• [Task instructions]: Copy out all lines carrying the word "icon".

:::::

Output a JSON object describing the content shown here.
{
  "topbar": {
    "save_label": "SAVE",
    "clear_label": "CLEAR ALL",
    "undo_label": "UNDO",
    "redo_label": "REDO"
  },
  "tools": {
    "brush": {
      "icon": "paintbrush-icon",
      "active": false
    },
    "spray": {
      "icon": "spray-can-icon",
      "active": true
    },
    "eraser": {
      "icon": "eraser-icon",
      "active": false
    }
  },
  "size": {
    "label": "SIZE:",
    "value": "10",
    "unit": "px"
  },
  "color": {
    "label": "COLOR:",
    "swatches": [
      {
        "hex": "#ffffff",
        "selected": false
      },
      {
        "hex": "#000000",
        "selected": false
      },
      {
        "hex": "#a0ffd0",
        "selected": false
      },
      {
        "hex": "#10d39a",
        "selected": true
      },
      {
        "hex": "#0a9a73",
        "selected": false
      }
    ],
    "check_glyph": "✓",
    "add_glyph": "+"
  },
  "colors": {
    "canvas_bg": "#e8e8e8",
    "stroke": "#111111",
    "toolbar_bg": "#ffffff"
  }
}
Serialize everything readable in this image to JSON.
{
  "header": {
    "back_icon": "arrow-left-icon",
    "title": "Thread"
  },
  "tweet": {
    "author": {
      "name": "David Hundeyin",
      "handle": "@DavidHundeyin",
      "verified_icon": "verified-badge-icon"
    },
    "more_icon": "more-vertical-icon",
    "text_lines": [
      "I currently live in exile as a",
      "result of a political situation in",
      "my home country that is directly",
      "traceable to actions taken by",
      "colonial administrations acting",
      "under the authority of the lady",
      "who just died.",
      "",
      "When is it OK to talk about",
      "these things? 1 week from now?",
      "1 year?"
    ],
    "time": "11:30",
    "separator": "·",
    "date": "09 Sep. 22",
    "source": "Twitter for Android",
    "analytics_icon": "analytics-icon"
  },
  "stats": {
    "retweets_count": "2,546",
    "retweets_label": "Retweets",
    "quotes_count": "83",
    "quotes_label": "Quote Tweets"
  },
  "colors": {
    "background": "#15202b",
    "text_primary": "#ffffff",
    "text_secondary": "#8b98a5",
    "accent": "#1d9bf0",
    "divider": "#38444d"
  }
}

:::::

• [Task output]:
      "icon": "paintbrush-icon",
      "icon": "spray-can-icon",
      "icon": "eraser-icon",
    "back_icon": "arrow-left-icon",
      "verified_icon": "verified-badge-icon"
    "more_icon": "more-vertical-icon",
    "analytics_icon": "analytics-icon"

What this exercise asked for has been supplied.